Given exercise:
Return each line of the records with nothing changed, pictures excepted.

Information provided:
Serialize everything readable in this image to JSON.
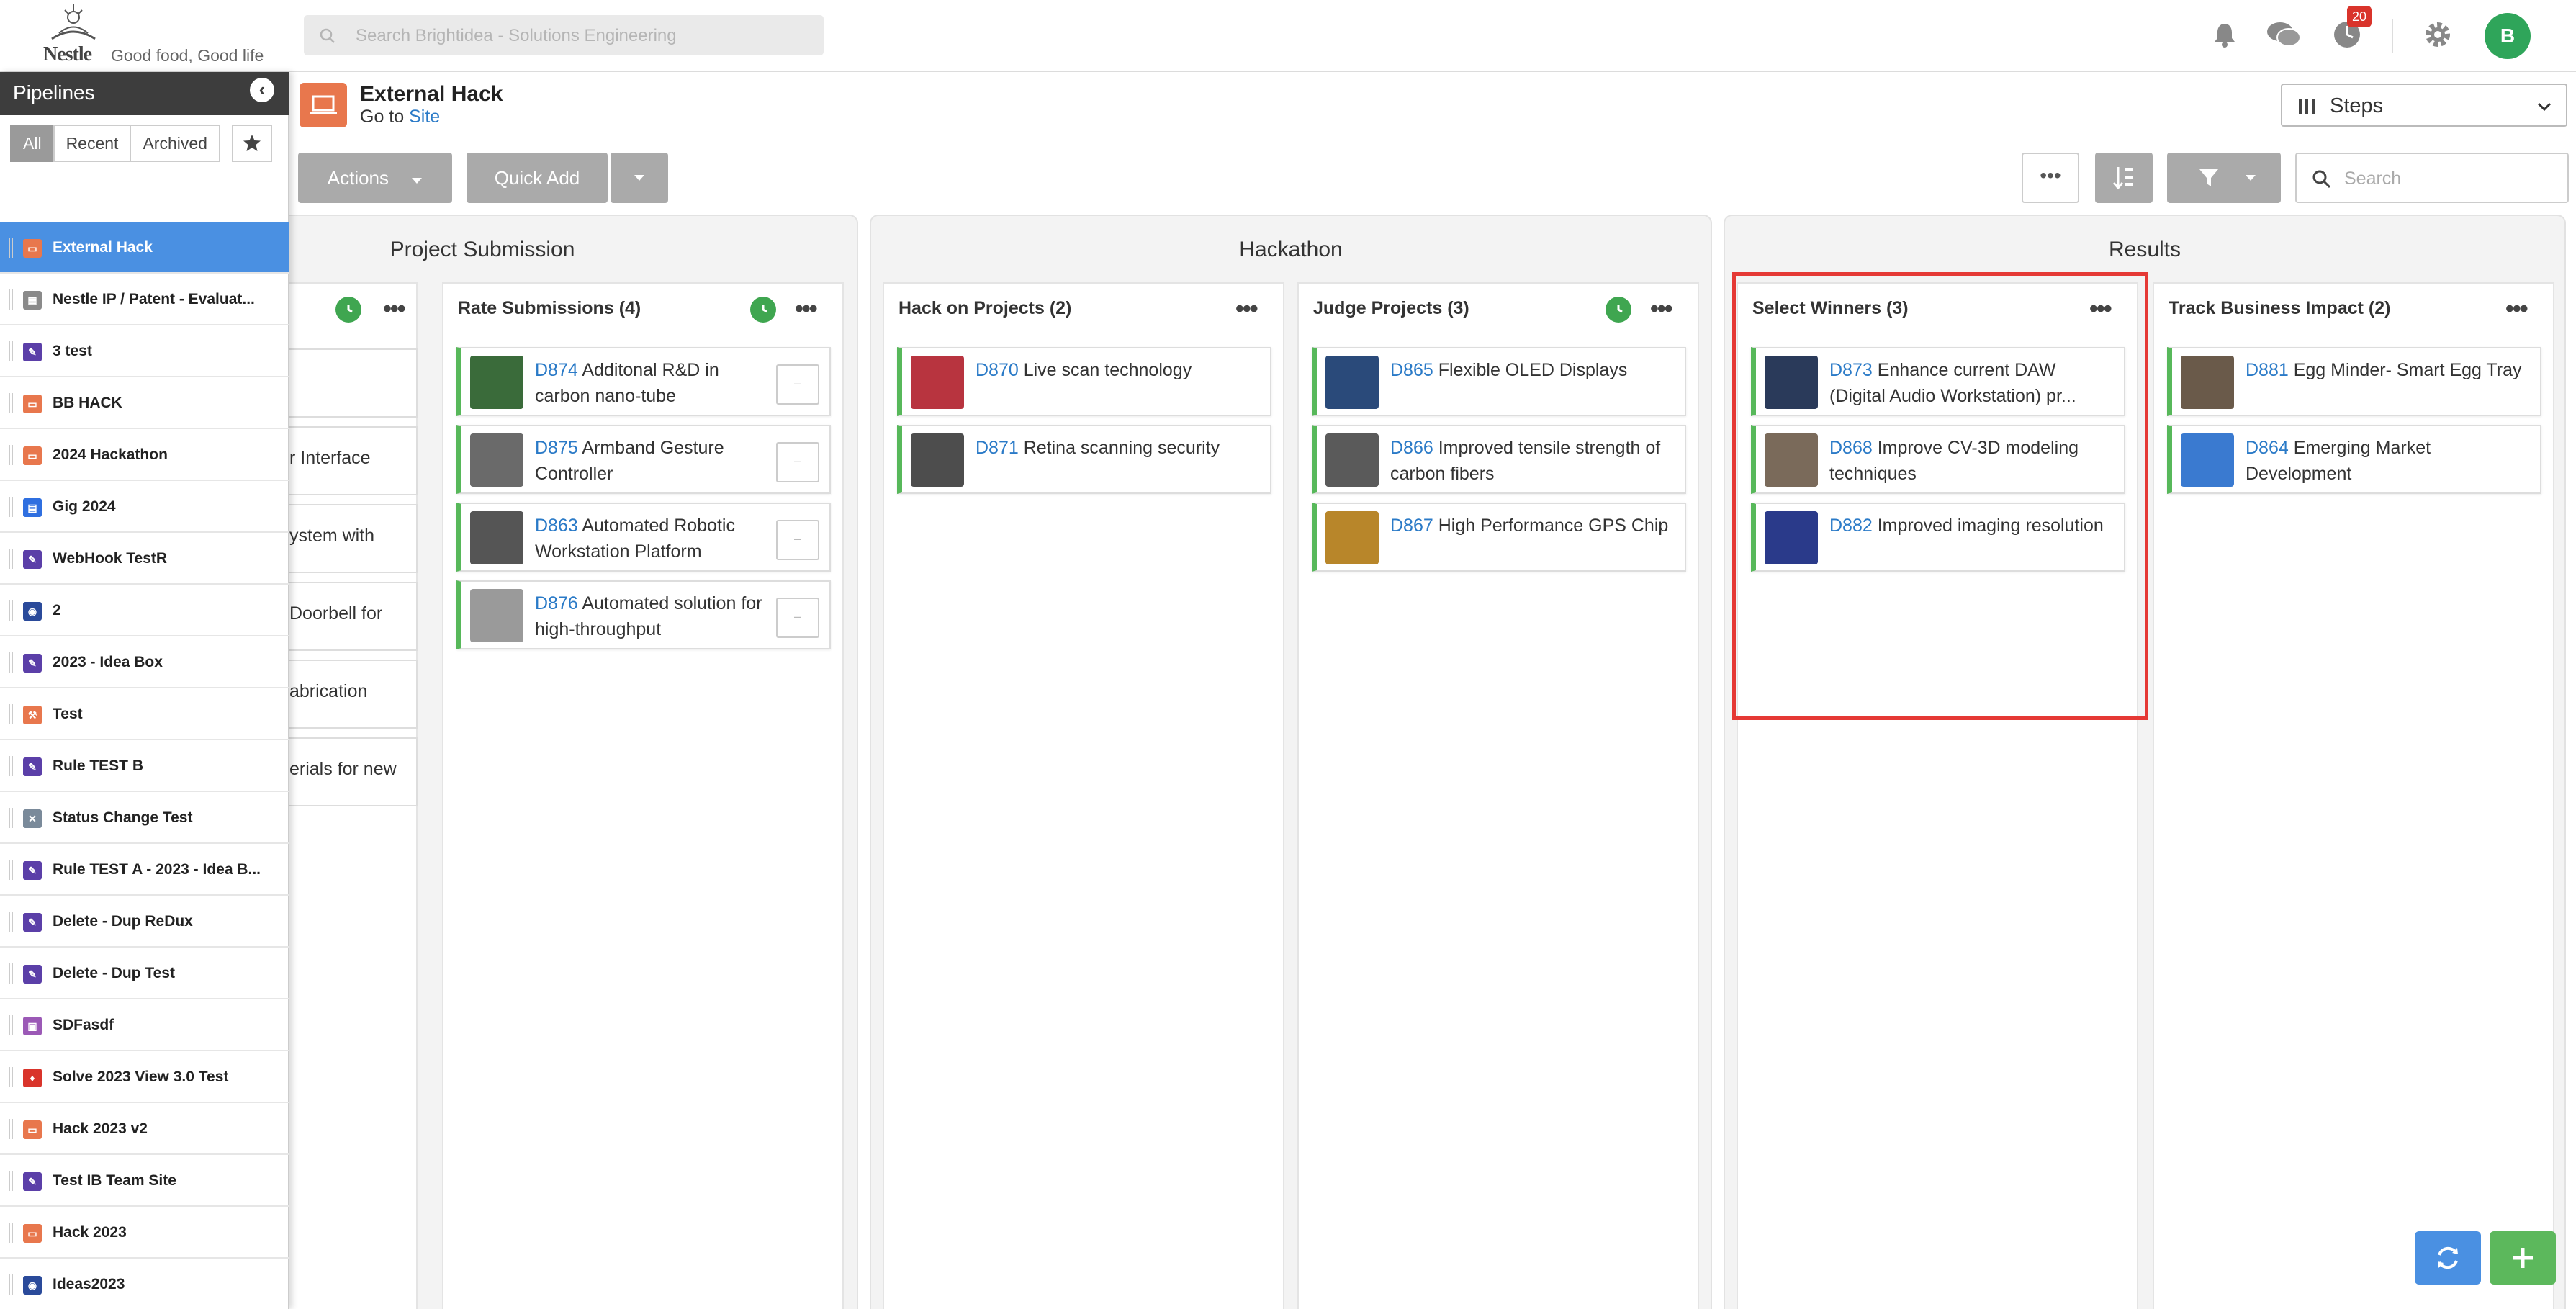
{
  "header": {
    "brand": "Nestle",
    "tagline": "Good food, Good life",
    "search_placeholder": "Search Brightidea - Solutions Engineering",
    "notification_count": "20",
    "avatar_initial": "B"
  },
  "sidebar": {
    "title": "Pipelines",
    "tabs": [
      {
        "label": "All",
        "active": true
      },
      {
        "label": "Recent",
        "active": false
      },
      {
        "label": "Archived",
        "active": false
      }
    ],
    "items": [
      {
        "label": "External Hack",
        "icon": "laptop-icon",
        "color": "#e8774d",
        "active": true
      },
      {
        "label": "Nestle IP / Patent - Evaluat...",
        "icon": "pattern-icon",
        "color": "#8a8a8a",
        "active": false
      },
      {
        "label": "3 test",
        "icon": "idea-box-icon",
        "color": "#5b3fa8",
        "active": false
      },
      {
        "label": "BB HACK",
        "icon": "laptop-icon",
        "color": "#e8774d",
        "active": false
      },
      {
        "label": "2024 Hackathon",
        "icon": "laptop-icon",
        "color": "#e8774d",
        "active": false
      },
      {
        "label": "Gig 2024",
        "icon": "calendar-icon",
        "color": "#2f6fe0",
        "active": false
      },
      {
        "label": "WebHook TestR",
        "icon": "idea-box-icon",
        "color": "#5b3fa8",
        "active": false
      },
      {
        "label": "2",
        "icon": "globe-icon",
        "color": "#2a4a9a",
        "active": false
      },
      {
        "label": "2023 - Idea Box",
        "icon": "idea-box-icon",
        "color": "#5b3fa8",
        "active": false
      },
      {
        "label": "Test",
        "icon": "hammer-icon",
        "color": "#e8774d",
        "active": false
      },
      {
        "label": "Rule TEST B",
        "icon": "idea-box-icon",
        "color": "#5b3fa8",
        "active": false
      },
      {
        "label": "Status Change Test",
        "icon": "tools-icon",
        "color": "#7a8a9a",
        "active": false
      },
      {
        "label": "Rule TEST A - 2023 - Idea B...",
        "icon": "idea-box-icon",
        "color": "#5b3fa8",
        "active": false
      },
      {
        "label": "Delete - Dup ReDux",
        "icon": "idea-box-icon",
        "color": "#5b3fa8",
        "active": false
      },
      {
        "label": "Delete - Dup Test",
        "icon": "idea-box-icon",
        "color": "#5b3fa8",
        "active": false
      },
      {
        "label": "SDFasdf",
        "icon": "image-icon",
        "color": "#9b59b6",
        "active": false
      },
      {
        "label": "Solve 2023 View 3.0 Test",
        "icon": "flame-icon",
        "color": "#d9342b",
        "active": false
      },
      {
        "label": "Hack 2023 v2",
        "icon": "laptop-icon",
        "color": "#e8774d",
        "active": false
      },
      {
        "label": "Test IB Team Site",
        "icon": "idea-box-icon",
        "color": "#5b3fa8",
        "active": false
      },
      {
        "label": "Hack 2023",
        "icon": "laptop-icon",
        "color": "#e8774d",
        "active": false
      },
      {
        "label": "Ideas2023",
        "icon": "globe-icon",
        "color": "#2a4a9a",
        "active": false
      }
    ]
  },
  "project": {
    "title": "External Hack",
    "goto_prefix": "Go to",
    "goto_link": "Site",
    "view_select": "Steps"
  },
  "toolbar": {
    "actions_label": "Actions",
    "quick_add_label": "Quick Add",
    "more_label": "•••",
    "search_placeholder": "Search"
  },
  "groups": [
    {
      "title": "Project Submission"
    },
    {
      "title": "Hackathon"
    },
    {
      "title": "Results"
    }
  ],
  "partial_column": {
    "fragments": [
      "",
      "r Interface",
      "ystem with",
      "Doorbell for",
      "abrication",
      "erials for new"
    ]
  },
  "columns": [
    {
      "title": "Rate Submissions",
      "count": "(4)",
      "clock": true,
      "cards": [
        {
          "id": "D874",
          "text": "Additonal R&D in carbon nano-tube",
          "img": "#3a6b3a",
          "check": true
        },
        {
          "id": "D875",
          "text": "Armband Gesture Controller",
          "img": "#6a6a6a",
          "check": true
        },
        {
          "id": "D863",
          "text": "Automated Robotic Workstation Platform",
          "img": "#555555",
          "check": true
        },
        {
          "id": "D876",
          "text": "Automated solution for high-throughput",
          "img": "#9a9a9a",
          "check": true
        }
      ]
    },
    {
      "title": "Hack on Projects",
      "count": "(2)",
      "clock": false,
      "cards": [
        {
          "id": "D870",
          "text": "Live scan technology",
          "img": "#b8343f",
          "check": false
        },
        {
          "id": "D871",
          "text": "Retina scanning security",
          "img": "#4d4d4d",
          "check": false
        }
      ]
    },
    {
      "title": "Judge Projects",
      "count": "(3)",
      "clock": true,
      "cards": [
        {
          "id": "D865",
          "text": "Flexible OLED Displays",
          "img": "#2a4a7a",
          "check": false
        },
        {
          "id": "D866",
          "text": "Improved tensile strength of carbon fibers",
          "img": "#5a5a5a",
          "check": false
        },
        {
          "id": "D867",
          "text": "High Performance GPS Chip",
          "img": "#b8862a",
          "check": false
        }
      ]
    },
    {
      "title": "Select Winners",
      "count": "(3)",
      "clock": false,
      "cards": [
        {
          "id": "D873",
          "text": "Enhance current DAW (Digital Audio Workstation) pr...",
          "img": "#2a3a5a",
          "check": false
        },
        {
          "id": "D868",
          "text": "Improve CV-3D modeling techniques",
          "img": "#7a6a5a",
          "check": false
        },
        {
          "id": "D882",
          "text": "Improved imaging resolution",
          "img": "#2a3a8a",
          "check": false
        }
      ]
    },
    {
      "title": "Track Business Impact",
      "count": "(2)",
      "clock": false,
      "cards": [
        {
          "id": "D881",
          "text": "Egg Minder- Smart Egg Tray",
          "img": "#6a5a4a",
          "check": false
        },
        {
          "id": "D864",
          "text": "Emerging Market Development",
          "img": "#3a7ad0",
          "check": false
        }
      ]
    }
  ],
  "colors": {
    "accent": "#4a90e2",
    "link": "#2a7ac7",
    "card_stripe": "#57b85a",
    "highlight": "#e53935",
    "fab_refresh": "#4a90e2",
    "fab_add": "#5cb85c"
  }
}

Solution to this exercise:
Serialize everything readable in this image to JSON.
{
  "header": {
    "brand": "Nestle",
    "tagline": "Good food, Good life",
    "search_placeholder": "Search Brightidea - Solutions Engineering",
    "notification_count": "20",
    "avatar_initial": "B"
  },
  "sidebar": {
    "title": "Pipelines",
    "tabs": [
      {
        "label": "All",
        "active": true
      },
      {
        "label": "Recent",
        "active": false
      },
      {
        "label": "Archived",
        "active": false
      }
    ],
    "items": [
      {
        "label": "External Hack",
        "icon": "laptop-icon",
        "color": "#e8774d",
        "active": true
      },
      {
        "label": "Nestle IP / Patent - Evaluat...",
        "icon": "pattern-icon",
        "color": "#8a8a8a",
        "active": false
      },
      {
        "label": "3 test",
        "icon": "idea-box-icon",
        "color": "#5b3fa8",
        "active": false
      },
      {
        "label": "BB HACK",
        "icon": "laptop-icon",
        "color": "#e8774d",
        "active": false
      },
      {
        "label": "2024 Hackathon",
        "icon": "laptop-icon",
        "color": "#e8774d",
        "active": false
      },
      {
        "label": "Gig 2024",
        "icon": "calendar-icon",
        "color": "#2f6fe0",
        "active": false
      },
      {
        "label": "WebHook TestR",
        "icon": "idea-box-icon",
        "color": "#5b3fa8",
        "active": false
      },
      {
        "label": "2",
        "icon": "globe-icon",
        "color": "#2a4a9a",
        "active": false
      },
      {
        "label": "2023 - Idea Box",
        "icon": "idea-box-icon",
        "color": "#5b3fa8",
        "active": false
      },
      {
        "label": "Test",
        "icon": "hammer-icon",
        "color": "#e8774d",
        "active": false
      },
      {
        "label": "Rule TEST B",
        "icon": "idea-box-icon",
        "color": "#5b3fa8",
        "active": false
      },
      {
        "label": "Status Change Test",
        "icon": "tools-icon",
        "color": "#7a8a9a",
        "active": false
      },
      {
        "label": "Rule TEST A - 2023 - Idea B...",
        "icon": "idea-box-icon",
        "color": "#5b3fa8",
        "active": false
      },
      {
        "label": "Delete - Dup ReDux",
        "icon": "idea-box-icon",
        "color": "#5b3fa8",
        "active": false
      },
      {
        "label": "Delete - Dup Test",
        "icon": "idea-box-icon",
        "color": "#5b3fa8",
        "active": false
      },
      {
        "label": "SDFasdf",
        "icon": "image-icon",
        "color": "#9b59b6",
        "active": false
      },
      {
        "label": "Solve 2023 View 3.0 Test",
        "icon": "flame-icon",
        "color": "#d9342b",
        "active": false
      },
      {
        "label": "Hack 2023 v2",
        "icon": "laptop-icon",
        "color": "#e8774d",
        "active": false
      },
      {
        "label": "Test IB Team Site",
        "icon": "idea-box-icon",
        "color": "#5b3fa8",
        "active": false
      },
      {
        "label": "Hack 2023",
        "icon": "laptop-icon",
        "color": "#e8774d",
        "active": false
      },
      {
        "label": "Ideas2023",
        "icon": "globe-icon",
        "color": "#2a4a9a",
        "active": false
      }
    ]
  },
  "project": {
    "title": "External Hack",
    "goto_prefix": "Go to",
    "goto_link": "Site",
    "view_select": "Steps"
  },
  "toolbar": {
    "actions_label": "Actions",
    "quick_add_label": "Quick Add",
    "more_label": "•••",
    "search_placeholder": "Search"
  },
  "groups": [
    {
      "title": "Project Submission"
    },
    {
      "title": "Hackathon"
    },
    {
      "title": "Results"
    }
  ],
  "partial_column": {
    "fragments": [
      "",
      "r Interface",
      "ystem with",
      "Doorbell for",
      "abrication",
      "erials for new"
    ]
  },
  "columns": [
    {
      "title": "Rate Submissions",
      "count": "(4)",
      "clock": true,
      "cards": [
        {
          "id": "D874",
          "text": "Additonal R&D in carbon nano-tube",
          "img": "#3a6b3a",
          "check": true
        },
        {
          "id": "D875",
          "text": "Armband Gesture Controller",
          "img": "#6a6a6a",
          "check": true
        },
        {
          "id": "D863",
          "text": "Automated Robotic Workstation Platform",
          "img": "#555555",
          "check": true
        },
        {
          "id": "D876",
          "text": "Automated solution for high-throughput",
          "img": "#9a9a9a",
          "check": true
        }
      ]
    },
    {
      "title": "Hack on Projects",
      "count": "(2)",
      "clock": false,
      "cards": [
        {
          "id": "D870",
          "text": "Live scan technology",
          "img": "#b8343f",
          "check": false
        },
        {
          "id": "D871",
          "text": "Retina scanning security",
          "img": "#4d4d4d",
          "check": false
        }
      ]
    },
    {
      "title": "Judge Projects",
      "count": "(3)",
      "clock": true,
      "cards": [
        {
          "id": "D865",
          "text": "Flexible OLED Displays",
          "img": "#2a4a7a",
          "check": false
        },
        {
          "id": "D866",
          "text": "Improved tensile strength of carbon fibers",
          "img": "#5a5a5a",
          "check": false
        },
        {
          "id": "D867",
          "text": "High Performance GPS Chip",
          "img": "#b8862a",
          "check": false
        }
      ]
    },
    {
      "title": "Select Winners",
      "count": "(3)",
      "clock": false,
      "cards": [
        {
          "id": "D873",
          "text": "Enhance current DAW (Digital Audio Workstation) pr...",
          "img": "#2a3a5a",
          "check": false
        },
        {
          "id": "D868",
          "text": "Improve CV-3D modeling techniques",
          "img": "#7a6a5a",
          "check": false
        },
        {
          "id": "D882",
          "text": "Improved imaging resolution",
          "img": "#2a3a8a",
          "check": false
        }
      ]
    },
    {
      "title": "Track Business Impact",
      "count": "(2)",
      "clock": false,
      "cards": [
        {
          "id": "D881",
          "text": "Egg Minder- Smart Egg Tray",
          "img": "#6a5a4a",
          "check": false
        },
        {
          "id": "D864",
          "text": "Emerging Market Development",
          "img": "#3a7ad0",
          "check": false
        }
      ]
    }
  ],
  "colors": {
    "accent": "#4a90e2",
    "link": "#2a7ac7",
    "card_stripe": "#57b85a",
    "highlight": "#e53935",
    "fab_refresh": "#4a90e2",
    "fab_add": "#5cb85c"
  }
}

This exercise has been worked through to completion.